-- WHAT IS REQUIRED --
Report how many lines in the records hold the string "date"; give the number and nothing else.

-- TASK MATERIAL --
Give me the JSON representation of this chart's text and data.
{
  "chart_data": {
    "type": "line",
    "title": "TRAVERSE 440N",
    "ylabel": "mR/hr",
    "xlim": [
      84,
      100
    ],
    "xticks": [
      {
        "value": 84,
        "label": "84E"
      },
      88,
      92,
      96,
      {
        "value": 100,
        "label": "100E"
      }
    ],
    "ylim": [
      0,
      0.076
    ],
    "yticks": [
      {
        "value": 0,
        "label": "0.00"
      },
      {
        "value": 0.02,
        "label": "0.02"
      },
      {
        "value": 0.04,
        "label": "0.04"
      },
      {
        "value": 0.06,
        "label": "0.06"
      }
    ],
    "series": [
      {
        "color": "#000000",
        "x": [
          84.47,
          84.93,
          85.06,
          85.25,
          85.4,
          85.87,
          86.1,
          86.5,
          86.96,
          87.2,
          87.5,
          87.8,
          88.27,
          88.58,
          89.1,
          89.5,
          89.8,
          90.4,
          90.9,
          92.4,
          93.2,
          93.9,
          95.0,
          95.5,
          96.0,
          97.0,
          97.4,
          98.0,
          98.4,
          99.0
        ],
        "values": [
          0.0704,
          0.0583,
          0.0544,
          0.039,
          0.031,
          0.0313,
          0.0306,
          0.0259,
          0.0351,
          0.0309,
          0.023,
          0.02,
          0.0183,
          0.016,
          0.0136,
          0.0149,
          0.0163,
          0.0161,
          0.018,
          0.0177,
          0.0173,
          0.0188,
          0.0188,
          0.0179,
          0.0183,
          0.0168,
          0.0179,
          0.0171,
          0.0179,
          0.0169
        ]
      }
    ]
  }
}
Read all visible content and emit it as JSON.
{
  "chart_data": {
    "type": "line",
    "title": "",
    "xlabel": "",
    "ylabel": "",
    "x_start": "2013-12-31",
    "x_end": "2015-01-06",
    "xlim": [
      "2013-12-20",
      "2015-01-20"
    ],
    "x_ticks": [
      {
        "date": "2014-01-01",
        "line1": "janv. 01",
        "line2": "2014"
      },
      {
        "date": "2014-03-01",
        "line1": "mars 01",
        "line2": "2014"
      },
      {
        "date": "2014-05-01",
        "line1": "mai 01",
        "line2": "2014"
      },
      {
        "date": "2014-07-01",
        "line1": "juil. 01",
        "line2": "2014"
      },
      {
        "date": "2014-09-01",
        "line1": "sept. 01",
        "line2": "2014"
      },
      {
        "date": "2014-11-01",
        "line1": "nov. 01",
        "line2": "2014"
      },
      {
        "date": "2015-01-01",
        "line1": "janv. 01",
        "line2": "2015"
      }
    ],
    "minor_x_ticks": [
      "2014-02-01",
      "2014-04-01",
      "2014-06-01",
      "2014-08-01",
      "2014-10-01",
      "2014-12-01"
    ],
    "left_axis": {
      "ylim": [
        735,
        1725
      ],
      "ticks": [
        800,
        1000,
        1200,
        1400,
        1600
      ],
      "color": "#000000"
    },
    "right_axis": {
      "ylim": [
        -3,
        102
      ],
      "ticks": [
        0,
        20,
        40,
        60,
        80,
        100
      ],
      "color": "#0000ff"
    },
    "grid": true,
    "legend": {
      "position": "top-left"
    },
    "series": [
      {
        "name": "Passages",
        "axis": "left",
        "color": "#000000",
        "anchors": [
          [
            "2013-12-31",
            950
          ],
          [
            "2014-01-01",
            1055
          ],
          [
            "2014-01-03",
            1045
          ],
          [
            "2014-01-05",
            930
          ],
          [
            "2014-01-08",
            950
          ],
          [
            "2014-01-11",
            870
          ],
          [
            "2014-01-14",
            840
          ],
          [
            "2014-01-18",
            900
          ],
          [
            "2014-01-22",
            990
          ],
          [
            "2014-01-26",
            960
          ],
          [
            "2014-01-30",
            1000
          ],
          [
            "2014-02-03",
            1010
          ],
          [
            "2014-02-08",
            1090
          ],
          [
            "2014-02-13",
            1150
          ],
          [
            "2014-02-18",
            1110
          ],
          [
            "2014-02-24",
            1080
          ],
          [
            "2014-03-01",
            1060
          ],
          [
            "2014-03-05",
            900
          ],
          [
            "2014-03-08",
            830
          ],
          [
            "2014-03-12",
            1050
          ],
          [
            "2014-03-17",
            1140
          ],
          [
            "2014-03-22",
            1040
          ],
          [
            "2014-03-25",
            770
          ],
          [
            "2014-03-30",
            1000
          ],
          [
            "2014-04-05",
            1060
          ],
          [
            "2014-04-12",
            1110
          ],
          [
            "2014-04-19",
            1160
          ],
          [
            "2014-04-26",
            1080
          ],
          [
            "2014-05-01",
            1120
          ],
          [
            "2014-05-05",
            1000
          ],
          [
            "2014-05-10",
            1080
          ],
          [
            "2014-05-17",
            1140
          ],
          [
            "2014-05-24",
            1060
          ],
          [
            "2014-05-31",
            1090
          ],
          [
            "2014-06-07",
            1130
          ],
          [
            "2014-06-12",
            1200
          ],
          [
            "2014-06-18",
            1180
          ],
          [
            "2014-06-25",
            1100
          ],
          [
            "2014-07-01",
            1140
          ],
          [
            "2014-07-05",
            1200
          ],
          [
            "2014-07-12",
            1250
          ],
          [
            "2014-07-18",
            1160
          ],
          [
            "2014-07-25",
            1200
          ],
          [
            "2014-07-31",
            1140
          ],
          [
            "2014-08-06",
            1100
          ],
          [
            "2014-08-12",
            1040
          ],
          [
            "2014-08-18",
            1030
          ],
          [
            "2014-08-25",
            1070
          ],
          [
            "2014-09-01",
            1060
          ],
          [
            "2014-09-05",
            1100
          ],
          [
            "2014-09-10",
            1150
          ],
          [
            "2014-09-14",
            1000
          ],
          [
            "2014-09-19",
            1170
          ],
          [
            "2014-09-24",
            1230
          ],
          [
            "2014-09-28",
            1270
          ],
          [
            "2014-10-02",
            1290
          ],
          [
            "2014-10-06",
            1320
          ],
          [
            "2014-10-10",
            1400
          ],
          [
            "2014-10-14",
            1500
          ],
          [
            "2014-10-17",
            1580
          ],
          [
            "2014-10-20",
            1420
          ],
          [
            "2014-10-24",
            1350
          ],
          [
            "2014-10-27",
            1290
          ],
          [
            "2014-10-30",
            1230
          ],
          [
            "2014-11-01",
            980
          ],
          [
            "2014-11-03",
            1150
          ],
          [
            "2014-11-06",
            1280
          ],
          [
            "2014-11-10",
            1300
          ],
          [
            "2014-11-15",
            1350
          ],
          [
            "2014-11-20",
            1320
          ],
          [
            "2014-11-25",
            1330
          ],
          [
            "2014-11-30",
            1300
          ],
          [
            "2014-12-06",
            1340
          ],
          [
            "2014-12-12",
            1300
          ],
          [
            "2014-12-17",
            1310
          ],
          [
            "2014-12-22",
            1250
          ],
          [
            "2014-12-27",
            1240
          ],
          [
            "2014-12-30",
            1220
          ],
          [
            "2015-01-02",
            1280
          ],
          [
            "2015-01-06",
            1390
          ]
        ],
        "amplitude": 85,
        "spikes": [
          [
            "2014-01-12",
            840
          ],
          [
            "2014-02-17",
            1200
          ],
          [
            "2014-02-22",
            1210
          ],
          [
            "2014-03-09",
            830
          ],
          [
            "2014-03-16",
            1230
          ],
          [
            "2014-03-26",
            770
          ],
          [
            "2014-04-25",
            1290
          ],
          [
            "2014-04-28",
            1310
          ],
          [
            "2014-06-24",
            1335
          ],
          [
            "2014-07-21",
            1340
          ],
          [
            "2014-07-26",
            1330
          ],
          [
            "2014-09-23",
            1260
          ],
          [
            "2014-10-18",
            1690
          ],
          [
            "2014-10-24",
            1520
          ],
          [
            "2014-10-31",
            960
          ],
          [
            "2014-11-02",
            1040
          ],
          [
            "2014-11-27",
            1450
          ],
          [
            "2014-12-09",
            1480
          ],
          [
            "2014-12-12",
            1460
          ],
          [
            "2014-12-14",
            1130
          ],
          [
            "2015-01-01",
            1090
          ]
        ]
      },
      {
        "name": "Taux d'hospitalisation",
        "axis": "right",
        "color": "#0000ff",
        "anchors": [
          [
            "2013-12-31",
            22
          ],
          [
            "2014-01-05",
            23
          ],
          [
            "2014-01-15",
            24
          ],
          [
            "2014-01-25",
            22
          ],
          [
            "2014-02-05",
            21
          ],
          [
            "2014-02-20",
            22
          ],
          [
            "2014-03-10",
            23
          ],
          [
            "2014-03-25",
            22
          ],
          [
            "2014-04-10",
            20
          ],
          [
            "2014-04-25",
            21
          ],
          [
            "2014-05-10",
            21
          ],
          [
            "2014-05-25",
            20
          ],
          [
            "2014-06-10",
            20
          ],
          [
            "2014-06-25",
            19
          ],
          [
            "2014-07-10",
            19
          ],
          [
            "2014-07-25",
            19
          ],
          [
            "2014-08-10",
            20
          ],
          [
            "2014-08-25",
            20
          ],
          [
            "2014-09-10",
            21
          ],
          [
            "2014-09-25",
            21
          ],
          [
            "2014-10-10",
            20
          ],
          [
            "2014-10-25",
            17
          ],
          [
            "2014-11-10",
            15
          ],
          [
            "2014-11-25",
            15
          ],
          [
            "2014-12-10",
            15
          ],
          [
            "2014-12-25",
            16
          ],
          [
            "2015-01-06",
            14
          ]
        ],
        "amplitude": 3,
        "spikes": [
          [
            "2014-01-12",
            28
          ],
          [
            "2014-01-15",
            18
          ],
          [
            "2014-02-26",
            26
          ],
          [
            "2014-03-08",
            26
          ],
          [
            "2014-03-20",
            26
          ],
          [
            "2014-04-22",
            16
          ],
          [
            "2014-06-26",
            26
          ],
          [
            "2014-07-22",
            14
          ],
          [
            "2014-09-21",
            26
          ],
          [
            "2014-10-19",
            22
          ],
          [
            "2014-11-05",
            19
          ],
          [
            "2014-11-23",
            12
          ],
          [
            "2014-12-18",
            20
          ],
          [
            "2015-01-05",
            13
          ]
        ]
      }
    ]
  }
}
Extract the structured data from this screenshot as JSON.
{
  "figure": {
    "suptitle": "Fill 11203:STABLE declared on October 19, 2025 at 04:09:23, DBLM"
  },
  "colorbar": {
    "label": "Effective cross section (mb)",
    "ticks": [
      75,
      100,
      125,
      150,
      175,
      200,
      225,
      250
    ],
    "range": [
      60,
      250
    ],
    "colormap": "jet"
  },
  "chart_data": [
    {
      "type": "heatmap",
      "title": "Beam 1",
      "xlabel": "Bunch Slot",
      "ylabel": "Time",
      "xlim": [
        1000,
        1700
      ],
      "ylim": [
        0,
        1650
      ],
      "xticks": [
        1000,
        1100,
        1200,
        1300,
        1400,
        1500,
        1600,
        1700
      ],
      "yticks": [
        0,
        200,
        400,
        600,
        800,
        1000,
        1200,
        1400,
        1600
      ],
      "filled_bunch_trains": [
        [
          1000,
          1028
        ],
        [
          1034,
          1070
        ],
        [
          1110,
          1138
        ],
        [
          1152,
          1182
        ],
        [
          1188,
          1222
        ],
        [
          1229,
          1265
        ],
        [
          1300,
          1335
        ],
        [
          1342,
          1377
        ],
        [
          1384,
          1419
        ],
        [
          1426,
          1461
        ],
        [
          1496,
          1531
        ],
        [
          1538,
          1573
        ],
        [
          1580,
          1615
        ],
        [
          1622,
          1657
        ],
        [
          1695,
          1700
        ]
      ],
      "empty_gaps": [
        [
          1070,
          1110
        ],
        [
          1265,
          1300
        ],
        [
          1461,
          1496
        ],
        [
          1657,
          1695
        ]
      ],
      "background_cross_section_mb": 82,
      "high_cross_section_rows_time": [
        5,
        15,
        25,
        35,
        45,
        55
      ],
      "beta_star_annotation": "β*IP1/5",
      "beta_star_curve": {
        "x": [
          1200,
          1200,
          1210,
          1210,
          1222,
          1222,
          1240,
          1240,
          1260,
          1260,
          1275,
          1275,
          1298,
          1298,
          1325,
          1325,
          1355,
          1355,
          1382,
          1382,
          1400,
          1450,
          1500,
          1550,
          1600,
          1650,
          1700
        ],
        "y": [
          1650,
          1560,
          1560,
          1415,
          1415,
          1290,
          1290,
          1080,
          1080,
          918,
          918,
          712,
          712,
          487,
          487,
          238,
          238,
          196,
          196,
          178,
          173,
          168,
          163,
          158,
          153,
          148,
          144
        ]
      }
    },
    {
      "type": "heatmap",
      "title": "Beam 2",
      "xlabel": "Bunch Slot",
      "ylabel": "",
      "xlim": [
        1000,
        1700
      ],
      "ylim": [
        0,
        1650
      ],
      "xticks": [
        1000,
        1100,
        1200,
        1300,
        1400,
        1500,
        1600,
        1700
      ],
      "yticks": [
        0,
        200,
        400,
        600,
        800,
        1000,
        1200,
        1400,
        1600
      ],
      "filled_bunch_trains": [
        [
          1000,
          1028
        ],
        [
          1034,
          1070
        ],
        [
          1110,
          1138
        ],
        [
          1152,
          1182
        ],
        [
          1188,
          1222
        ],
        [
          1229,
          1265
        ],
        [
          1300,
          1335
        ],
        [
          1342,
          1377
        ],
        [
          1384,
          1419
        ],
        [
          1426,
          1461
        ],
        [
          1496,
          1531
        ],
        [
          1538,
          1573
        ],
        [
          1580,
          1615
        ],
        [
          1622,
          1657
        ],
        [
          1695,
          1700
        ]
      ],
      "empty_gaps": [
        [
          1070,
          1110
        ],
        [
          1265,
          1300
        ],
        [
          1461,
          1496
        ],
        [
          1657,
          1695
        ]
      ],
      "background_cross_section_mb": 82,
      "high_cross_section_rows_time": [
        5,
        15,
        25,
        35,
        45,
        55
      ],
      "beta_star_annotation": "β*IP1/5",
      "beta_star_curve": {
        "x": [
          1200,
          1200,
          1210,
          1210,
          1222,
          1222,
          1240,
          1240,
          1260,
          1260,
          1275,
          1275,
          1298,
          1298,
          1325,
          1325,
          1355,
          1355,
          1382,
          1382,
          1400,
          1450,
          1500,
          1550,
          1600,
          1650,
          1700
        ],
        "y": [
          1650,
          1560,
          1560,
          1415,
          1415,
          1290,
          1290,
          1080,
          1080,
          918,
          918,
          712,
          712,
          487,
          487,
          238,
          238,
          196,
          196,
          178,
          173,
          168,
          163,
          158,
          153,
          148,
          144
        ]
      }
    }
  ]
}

-- RESULT OF THIS EXERCISE --
7